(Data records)

↓

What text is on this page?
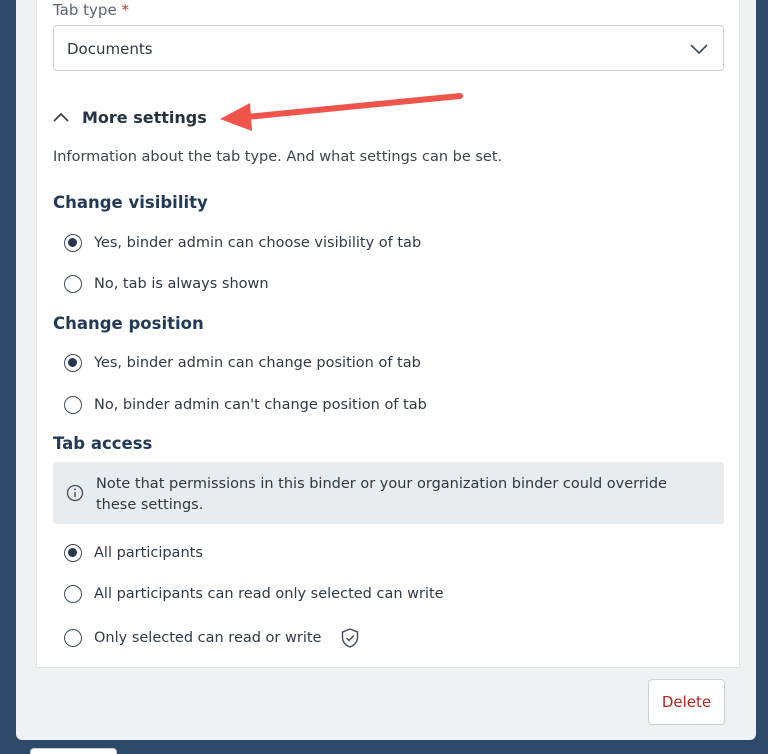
Tab type *
Documents
More settings
Information about the tab type. And what settings can be set.
Change visibility
Yes, binder admin can choose visibility of tab
No, tab is always shown
Change position
Yes, binder admin can change position of tab
No, binder admin can't change position of tab
Tab access
Note that permissions in this binder or your organization binder could override these settings.
All participants
All participants can read only selected can write
Only selected can read or write
Delete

↑

--- Directive ---
Write the full listing out again with every line unchanged, but include no pictures.

--- Reply ---
What text is on this page?
Tab type *
Documents
More settings
Information about the tab type. And what settings can be set.
Change visibility
Yes, binder admin can choose visibility of tab
No, tab is always shown
Change position
Yes, binder admin can change position of tab
No, binder admin can't change position of tab
Tab access
Note that permissions in this binder or your organization binder could override these settings.
All participants
All participants can read only selected can write
Only selected can read or write
Delete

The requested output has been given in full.